------ Task input
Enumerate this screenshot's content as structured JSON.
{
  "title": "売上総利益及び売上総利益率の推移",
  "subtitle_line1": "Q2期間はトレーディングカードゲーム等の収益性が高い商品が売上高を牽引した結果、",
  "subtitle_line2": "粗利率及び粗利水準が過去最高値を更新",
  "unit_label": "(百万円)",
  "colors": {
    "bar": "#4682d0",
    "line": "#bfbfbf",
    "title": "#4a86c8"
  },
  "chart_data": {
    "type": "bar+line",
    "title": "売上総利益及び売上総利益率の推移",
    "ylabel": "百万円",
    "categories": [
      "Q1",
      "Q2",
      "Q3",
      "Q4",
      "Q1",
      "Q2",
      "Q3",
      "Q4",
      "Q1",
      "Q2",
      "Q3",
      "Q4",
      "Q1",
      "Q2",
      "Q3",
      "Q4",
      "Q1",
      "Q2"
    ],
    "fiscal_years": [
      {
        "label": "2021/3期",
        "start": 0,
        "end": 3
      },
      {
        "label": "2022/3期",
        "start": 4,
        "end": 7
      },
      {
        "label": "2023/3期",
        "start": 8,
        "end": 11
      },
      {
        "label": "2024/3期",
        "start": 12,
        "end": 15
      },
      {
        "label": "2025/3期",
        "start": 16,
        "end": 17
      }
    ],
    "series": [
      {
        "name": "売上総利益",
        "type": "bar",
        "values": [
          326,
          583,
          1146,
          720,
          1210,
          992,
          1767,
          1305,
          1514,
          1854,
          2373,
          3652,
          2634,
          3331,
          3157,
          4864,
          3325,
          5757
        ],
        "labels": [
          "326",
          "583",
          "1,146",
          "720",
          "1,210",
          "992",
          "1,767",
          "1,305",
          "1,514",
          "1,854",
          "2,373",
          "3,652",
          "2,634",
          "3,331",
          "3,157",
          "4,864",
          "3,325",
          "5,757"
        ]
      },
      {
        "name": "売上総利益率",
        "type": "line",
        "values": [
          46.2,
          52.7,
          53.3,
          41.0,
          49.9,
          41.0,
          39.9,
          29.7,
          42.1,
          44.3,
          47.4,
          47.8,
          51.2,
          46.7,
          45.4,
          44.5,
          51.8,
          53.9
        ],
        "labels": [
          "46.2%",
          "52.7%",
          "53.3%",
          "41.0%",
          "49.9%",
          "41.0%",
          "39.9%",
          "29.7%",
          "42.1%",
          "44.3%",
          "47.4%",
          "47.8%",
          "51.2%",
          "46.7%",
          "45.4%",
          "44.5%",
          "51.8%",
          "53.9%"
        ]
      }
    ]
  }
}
------------
Look through the data and show every line containing "start".

        "start": 0,
        "start": 4,
        "start": 8,
        "start": 12,
        "start": 16,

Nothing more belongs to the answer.